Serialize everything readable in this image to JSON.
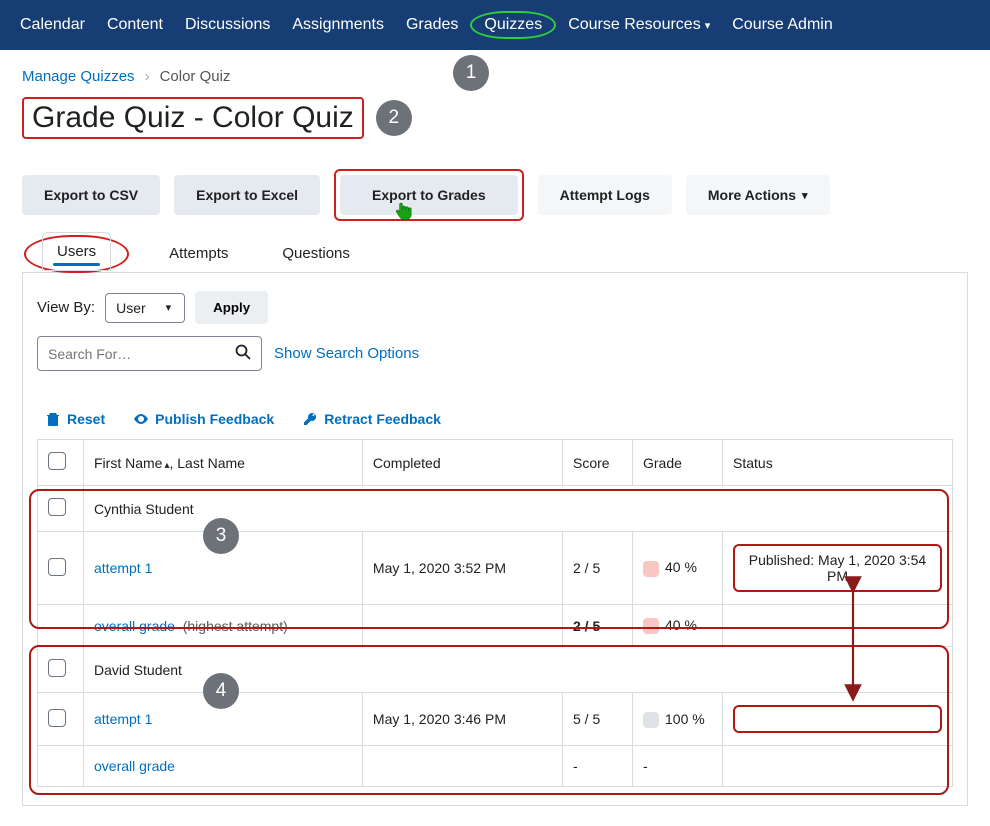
{
  "nav": {
    "items": [
      "Calendar",
      "Content",
      "Discussions",
      "Assignments",
      "Grades",
      "Quizzes",
      "Course Resources",
      "Course Admin"
    ]
  },
  "breadcrumb": {
    "manage": "Manage Quizzes",
    "current": "Color Quiz"
  },
  "heading": "Grade Quiz - Color Quiz",
  "actions": {
    "export_csv": "Export to CSV",
    "export_excel": "Export to Excel",
    "export_grades": "Export to Grades",
    "attempt_logs": "Attempt Logs",
    "more": "More Actions"
  },
  "tabs": {
    "users": "Users",
    "attempts": "Attempts",
    "questions": "Questions"
  },
  "viewby": {
    "label": "View By:",
    "value": "User",
    "apply": "Apply"
  },
  "search": {
    "placeholder": "Search For…",
    "show_options": "Show Search Options"
  },
  "feedback": {
    "reset": "Reset",
    "publish": "Publish Feedback",
    "retract": "Retract Feedback"
  },
  "table": {
    "headers": {
      "name": "First Name",
      "name_sep": ", Last Name",
      "completed": "Completed",
      "score": "Score",
      "grade": "Grade",
      "status": "Status"
    }
  },
  "students": [
    {
      "name": "Cynthia Student",
      "attempts": [
        {
          "label": "attempt 1",
          "completed": "May 1, 2020 3:52 PM",
          "score": "2 / 5",
          "grade": "40 %",
          "grade_color": "red",
          "status": "Published: May 1, 2020 3:54 PM"
        }
      ],
      "overall": {
        "label": "overall grade",
        "note": "(highest attempt)",
        "score": "2 / 5",
        "grade": "40 %",
        "grade_color": "red"
      }
    },
    {
      "name": "David Student",
      "attempts": [
        {
          "label": "attempt 1",
          "completed": "May 1, 2020 3:46 PM",
          "score": "5 / 5",
          "grade": "100 %",
          "grade_color": "gray",
          "status": ""
        }
      ],
      "overall": {
        "label": "overall grade",
        "note": "",
        "score": "-",
        "grade": "-",
        "grade_color": ""
      }
    }
  ],
  "steps": {
    "one": "1",
    "two": "2",
    "three": "3",
    "four": "4"
  }
}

Aim of the exercise: Exclude the images and reproduce the remaining data exactly.

Result of this exercise:
Serialize everything readable in this image to JSON.
{
  "nav": {
    "items": [
      "Calendar",
      "Content",
      "Discussions",
      "Assignments",
      "Grades",
      "Quizzes",
      "Course Resources",
      "Course Admin"
    ]
  },
  "breadcrumb": {
    "manage": "Manage Quizzes",
    "current": "Color Quiz"
  },
  "heading": "Grade Quiz - Color Quiz",
  "actions": {
    "export_csv": "Export to CSV",
    "export_excel": "Export to Excel",
    "export_grades": "Export to Grades",
    "attempt_logs": "Attempt Logs",
    "more": "More Actions"
  },
  "tabs": {
    "users": "Users",
    "attempts": "Attempts",
    "questions": "Questions"
  },
  "viewby": {
    "label": "View By:",
    "value": "User",
    "apply": "Apply"
  },
  "search": {
    "placeholder": "Search For…",
    "show_options": "Show Search Options"
  },
  "feedback": {
    "reset": "Reset",
    "publish": "Publish Feedback",
    "retract": "Retract Feedback"
  },
  "table": {
    "headers": {
      "name": "First Name",
      "name_sep": ", Last Name",
      "completed": "Completed",
      "score": "Score",
      "grade": "Grade",
      "status": "Status"
    }
  },
  "students": [
    {
      "name": "Cynthia Student",
      "attempts": [
        {
          "label": "attempt 1",
          "completed": "May 1, 2020 3:52 PM",
          "score": "2 / 5",
          "grade": "40 %",
          "grade_color": "red",
          "status": "Published: May 1, 2020 3:54 PM"
        }
      ],
      "overall": {
        "label": "overall grade",
        "note": "(highest attempt)",
        "score": "2 / 5",
        "grade": "40 %",
        "grade_color": "red"
      }
    },
    {
      "name": "David Student",
      "attempts": [
        {
          "label": "attempt 1",
          "completed": "May 1, 2020 3:46 PM",
          "score": "5 / 5",
          "grade": "100 %",
          "grade_color": "gray",
          "status": ""
        }
      ],
      "overall": {
        "label": "overall grade",
        "note": "",
        "score": "-",
        "grade": "-",
        "grade_color": ""
      }
    }
  ],
  "steps": {
    "one": "1",
    "two": "2",
    "three": "3",
    "four": "4"
  }
}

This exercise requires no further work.